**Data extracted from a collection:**
========
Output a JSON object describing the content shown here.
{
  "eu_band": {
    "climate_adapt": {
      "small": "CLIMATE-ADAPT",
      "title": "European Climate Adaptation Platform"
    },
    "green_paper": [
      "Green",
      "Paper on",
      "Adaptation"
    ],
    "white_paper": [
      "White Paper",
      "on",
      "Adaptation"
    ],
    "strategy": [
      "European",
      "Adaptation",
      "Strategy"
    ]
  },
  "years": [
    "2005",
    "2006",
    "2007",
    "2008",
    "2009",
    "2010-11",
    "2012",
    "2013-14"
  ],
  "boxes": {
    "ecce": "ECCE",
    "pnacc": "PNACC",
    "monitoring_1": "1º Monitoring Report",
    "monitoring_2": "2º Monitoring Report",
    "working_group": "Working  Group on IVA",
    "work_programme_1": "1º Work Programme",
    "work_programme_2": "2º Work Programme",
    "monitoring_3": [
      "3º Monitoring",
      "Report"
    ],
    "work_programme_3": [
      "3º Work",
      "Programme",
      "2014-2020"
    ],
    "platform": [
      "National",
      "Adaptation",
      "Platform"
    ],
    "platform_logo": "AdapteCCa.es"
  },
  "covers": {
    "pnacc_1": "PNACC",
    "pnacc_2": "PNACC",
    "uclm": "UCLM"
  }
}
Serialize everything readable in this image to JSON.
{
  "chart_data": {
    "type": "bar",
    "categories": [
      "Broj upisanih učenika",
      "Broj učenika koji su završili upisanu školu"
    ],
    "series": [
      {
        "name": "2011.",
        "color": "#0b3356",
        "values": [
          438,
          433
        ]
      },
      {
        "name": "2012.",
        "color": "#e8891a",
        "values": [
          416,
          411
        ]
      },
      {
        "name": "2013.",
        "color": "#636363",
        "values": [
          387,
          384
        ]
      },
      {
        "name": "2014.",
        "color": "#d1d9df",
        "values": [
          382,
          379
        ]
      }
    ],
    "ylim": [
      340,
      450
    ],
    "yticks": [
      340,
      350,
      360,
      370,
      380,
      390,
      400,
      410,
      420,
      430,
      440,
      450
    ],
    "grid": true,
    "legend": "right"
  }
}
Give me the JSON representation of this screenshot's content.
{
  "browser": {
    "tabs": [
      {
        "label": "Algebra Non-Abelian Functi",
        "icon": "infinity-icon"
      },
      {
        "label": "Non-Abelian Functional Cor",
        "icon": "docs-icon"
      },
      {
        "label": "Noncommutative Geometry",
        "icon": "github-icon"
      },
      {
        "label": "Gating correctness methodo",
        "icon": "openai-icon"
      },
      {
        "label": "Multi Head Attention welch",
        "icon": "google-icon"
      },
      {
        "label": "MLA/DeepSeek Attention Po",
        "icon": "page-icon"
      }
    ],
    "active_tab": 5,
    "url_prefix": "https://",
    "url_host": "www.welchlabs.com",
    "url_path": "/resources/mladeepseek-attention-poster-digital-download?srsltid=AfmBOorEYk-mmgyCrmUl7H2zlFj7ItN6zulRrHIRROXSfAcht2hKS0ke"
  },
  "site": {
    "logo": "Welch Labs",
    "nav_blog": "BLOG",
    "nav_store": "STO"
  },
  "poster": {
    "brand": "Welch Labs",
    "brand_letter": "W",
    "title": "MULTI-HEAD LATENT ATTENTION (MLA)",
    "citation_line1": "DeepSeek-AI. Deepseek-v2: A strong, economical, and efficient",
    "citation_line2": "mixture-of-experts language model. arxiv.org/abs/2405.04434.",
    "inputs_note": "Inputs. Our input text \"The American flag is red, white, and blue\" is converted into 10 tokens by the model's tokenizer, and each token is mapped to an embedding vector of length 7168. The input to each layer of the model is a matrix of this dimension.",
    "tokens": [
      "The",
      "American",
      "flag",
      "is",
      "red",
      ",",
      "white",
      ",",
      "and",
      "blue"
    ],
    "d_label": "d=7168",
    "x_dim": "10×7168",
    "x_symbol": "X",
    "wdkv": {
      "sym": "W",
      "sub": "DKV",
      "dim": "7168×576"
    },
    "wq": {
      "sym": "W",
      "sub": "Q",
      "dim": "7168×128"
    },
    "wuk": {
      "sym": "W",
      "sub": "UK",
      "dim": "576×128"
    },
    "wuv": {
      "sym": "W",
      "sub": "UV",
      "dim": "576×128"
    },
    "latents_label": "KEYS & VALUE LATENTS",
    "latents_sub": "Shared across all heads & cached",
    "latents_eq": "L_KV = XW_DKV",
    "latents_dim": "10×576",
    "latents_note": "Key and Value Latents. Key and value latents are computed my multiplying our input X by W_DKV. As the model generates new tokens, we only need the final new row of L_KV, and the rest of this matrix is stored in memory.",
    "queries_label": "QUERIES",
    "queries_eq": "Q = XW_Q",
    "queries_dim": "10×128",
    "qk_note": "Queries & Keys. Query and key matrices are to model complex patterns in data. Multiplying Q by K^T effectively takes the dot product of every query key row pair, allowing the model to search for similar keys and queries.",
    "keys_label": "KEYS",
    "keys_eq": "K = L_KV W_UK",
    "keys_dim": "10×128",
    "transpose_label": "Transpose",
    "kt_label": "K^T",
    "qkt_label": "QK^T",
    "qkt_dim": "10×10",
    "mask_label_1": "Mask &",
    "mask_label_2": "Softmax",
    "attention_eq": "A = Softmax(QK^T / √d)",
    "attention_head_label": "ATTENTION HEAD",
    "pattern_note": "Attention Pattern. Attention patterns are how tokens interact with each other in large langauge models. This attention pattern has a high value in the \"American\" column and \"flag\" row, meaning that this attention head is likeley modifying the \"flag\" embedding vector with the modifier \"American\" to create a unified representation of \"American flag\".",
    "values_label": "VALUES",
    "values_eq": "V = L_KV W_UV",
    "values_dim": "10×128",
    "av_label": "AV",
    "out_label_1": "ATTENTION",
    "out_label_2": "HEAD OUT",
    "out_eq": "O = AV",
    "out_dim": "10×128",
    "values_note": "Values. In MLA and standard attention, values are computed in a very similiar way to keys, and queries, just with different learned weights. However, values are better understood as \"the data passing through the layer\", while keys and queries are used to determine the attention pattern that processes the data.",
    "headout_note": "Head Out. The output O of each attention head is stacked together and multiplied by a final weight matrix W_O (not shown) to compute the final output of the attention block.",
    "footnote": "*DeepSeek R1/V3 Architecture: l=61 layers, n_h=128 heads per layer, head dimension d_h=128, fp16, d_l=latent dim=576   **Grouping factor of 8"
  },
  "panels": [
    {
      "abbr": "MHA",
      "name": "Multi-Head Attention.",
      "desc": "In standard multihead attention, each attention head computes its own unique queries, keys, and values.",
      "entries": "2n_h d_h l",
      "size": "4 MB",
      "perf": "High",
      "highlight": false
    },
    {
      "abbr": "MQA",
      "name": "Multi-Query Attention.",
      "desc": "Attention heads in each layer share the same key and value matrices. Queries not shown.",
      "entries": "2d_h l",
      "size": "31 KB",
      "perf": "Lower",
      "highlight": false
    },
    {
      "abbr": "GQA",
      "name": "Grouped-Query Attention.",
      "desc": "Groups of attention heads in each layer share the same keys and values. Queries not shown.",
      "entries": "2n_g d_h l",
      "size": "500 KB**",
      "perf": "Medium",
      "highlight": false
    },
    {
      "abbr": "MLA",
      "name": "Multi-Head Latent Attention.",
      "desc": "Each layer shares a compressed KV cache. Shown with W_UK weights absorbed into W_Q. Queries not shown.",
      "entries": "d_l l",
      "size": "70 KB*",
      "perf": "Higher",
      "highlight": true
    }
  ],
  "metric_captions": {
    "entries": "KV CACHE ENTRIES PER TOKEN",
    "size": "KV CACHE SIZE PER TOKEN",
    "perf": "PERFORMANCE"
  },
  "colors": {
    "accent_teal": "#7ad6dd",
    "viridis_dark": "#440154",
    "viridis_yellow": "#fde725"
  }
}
========
**Required task:**
Go through the records and print each one exactly.

**Exercise result:**
Output a JSON object describing the content shown here.
{
  "eu_band": {
    "climate_adapt": {
      "small": "CLIMATE-ADAPT",
      "title": "European Climate Adaptation Platform"
    },
    "green_paper": [
      "Green",
      "Paper on",
      "Adaptation"
    ],
    "white_paper": [
      "White Paper",
      "on",
      "Adaptation"
    ],
    "strategy": [
      "European",
      "Adaptation",
      "Strategy"
    ]
  },
  "years": [
    "2005",
    "2006",
    "2007",
    "2008",
    "2009",
    "2010-11",
    "2012",
    "2013-14"
  ],
  "boxes": {
    "ecce": "ECCE",
    "pnacc": "PNACC",
    "monitoring_1": "1º Monitoring Report",
    "monitoring_2": "2º Monitoring Report",
    "working_group": "Working  Group on IVA",
    "work_programme_1": "1º Work Programme",
    "work_programme_2": "2º Work Programme",
    "monitoring_3": [
      "3º Monitoring",
      "Report"
    ],
    "work_programme_3": [
      "3º Work",
      "Programme",
      "2014-2020"
    ],
    "platform": [
      "National",
      "Adaptation",
      "Platform"
    ],
    "platform_logo": "AdapteCCa.es"
  },
  "covers": {
    "pnacc_1": "PNACC",
    "pnacc_2": "PNACC",
    "uclm": "UCLM"
  }
}
Serialize everything readable in this image to JSON.
{
  "chart_data": {
    "type": "bar",
    "categories": [
      "Broj upisanih učenika",
      "Broj učenika koji su završili upisanu školu"
    ],
    "series": [
      {
        "name": "2011.",
        "color": "#0b3356",
        "values": [
          438,
          433
        ]
      },
      {
        "name": "2012.",
        "color": "#e8891a",
        "values": [
          416,
          411
        ]
      },
      {
        "name": "2013.",
        "color": "#636363",
        "values": [
          387,
          384
        ]
      },
      {
        "name": "2014.",
        "color": "#d1d9df",
        "values": [
          382,
          379
        ]
      }
    ],
    "ylim": [
      340,
      450
    ],
    "yticks": [
      340,
      350,
      360,
      370,
      380,
      390,
      400,
      410,
      420,
      430,
      440,
      450
    ],
    "grid": true,
    "legend": "right"
  }
}
Give me the JSON representation of this screenshot's content.
{
  "browser": {
    "tabs": [
      {
        "label": "Algebra Non-Abelian Functi",
        "icon": "infinity-icon"
      },
      {
        "label": "Non-Abelian Functional Cor",
        "icon": "docs-icon"
      },
      {
        "label": "Noncommutative Geometry",
        "icon": "github-icon"
      },
      {
        "label": "Gating correctness methodo",
        "icon": "openai-icon"
      },
      {
        "label": "Multi Head Attention welch",
        "icon": "google-icon"
      },
      {
        "label": "MLA/DeepSeek Attention Po",
        "icon": "page-icon"
      }
    ],
    "active_tab": 5,
    "url_prefix": "https://",
    "url_host": "www.welchlabs.com",
    "url_path": "/resources/mladeepseek-attention-poster-digital-download?srsltid=AfmBOorEYk-mmgyCrmUl7H2zlFj7ItN6zulRrHIRROXSfAcht2hKS0ke"
  },
  "site": {
    "logo": "Welch Labs",
    "nav_blog": "BLOG",
    "nav_store": "STO"
  },
  "poster": {
    "brand": "Welch Labs",
    "brand_letter": "W",
    "title": "MULTI-HEAD LATENT ATTENTION (MLA)",
    "citation_line1": "DeepSeek-AI. Deepseek-v2: A strong, economical, and efficient",
    "citation_line2": "mixture-of-experts language model. arxiv.org/abs/2405.04434.",
    "inputs_note": "Inputs. Our input text \"The American flag is red, white, and blue\" is converted into 10 tokens by the model's tokenizer, and each token is mapped to an embedding vector of length 7168. The input to each layer of the model is a matrix of this dimension.",
    "tokens": [
      "The",
      "American",
      "flag",
      "is",
      "red",
      ",",
      "white",
      ",",
      "and",
      "blue"
    ],
    "d_label": "d=7168",
    "x_dim": "10×7168",
    "x_symbol": "X",
    "wdkv": {
      "sym": "W",
      "sub": "DKV",
      "dim": "7168×576"
    },
    "wq": {
      "sym": "W",
      "sub": "Q",
      "dim": "7168×128"
    },
    "wuk": {
      "sym": "W",
      "sub": "UK",
      "dim": "576×128"
    },
    "wuv": {
      "sym": "W",
      "sub": "UV",
      "dim": "576×128"
    },
    "latents_label": "KEYS & VALUE LATENTS",
    "latents_sub": "Shared across all heads & cached",
    "latents_eq": "L_KV = XW_DKV",
    "latents_dim": "10×576",
    "latents_note": "Key and Value Latents. Key and value latents are computed my multiplying our input X by W_DKV. As the model generates new tokens, we only need the final new row of L_KV, and the rest of this matrix is stored in memory.",
    "queries_label": "QUERIES",
    "queries_eq": "Q = XW_Q",
    "queries_dim": "10×128",
    "qk_note": "Queries & Keys. Query and key matrices are to model complex patterns in data. Multiplying Q by K^T effectively takes the dot product of every query key row pair, allowing the model to search for similar keys and queries.",
    "keys_label": "KEYS",
    "keys_eq": "K = L_KV W_UK",
    "keys_dim": "10×128",
    "transpose_label": "Transpose",
    "kt_label": "K^T",
    "qkt_label": "QK^T",
    "qkt_dim": "10×10",
    "mask_label_1": "Mask &",
    "mask_label_2": "Softmax",
    "attention_eq": "A = Softmax(QK^T / √d)",
    "attention_head_label": "ATTENTION HEAD",
    "pattern_note": "Attention Pattern. Attention patterns are how tokens interact with each other in large langauge models. This attention pattern has a high value in the \"American\" column and \"flag\" row, meaning that this attention head is likeley modifying the \"flag\" embedding vector with the modifier \"American\" to create a unified representation of \"American flag\".",
    "values_label": "VALUES",
    "values_eq": "V = L_KV W_UV",
    "values_dim": "10×128",
    "av_label": "AV",
    "out_label_1": "ATTENTION",
    "out_label_2": "HEAD OUT",
    "out_eq": "O = AV",
    "out_dim": "10×128",
    "values_note": "Values. In MLA and standard attention, values are computed in a very similiar way to keys, and queries, just with different learned weights. However, values are better understood as \"the data passing through the layer\", while keys and queries are used to determine the attention pattern that processes the data.",
    "headout_note": "Head Out. The output O of each attention head is stacked together and multiplied by a final weight matrix W_O (not shown) to compute the final output of the attention block.",
    "footnote": "*DeepSeek R1/V3 Architecture: l=61 layers, n_h=128 heads per layer, head dimension d_h=128, fp16, d_l=latent dim=576   **Grouping factor of 8"
  },
  "panels": [
    {
      "abbr": "MHA",
      "name": "Multi-Head Attention.",
      "desc": "In standard multihead attention, each attention head computes its own unique queries, keys, and values.",
      "entries": "2n_h d_h l",
      "size": "4 MB",
      "perf": "High",
      "highlight": false
    },
    {
      "abbr": "MQA",
      "name": "Multi-Query Attention.",
      "desc": "Attention heads in each layer share the same key and value matrices. Queries not shown.",
      "entries": "2d_h l",
      "size": "31 KB",
      "perf": "Lower",
      "highlight": false
    },
    {
      "abbr": "GQA",
      "name": "Grouped-Query Attention.",
      "desc": "Groups of attention heads in each layer share the same keys and values. Queries not shown.",
      "entries": "2n_g d_h l",
      "size": "500 KB**",
      "perf": "Medium",
      "highlight": false
    },
    {
      "abbr": "MLA",
      "name": "Multi-Head Latent Attention.",
      "desc": "Each layer shares a compressed KV cache. Shown with W_UK weights absorbed into W_Q. Queries not shown.",
      "entries": "d_l l",
      "size": "70 KB*",
      "perf": "Higher",
      "highlight": true
    }
  ],
  "metric_captions": {
    "entries": "KV CACHE ENTRIES PER TOKEN",
    "size": "KV CACHE SIZE PER TOKEN",
    "perf": "PERFORMANCE"
  },
  "colors": {
    "accent_teal": "#7ad6dd",
    "viridis_dark": "#440154",
    "viridis_yellow": "#fde725"
  }
}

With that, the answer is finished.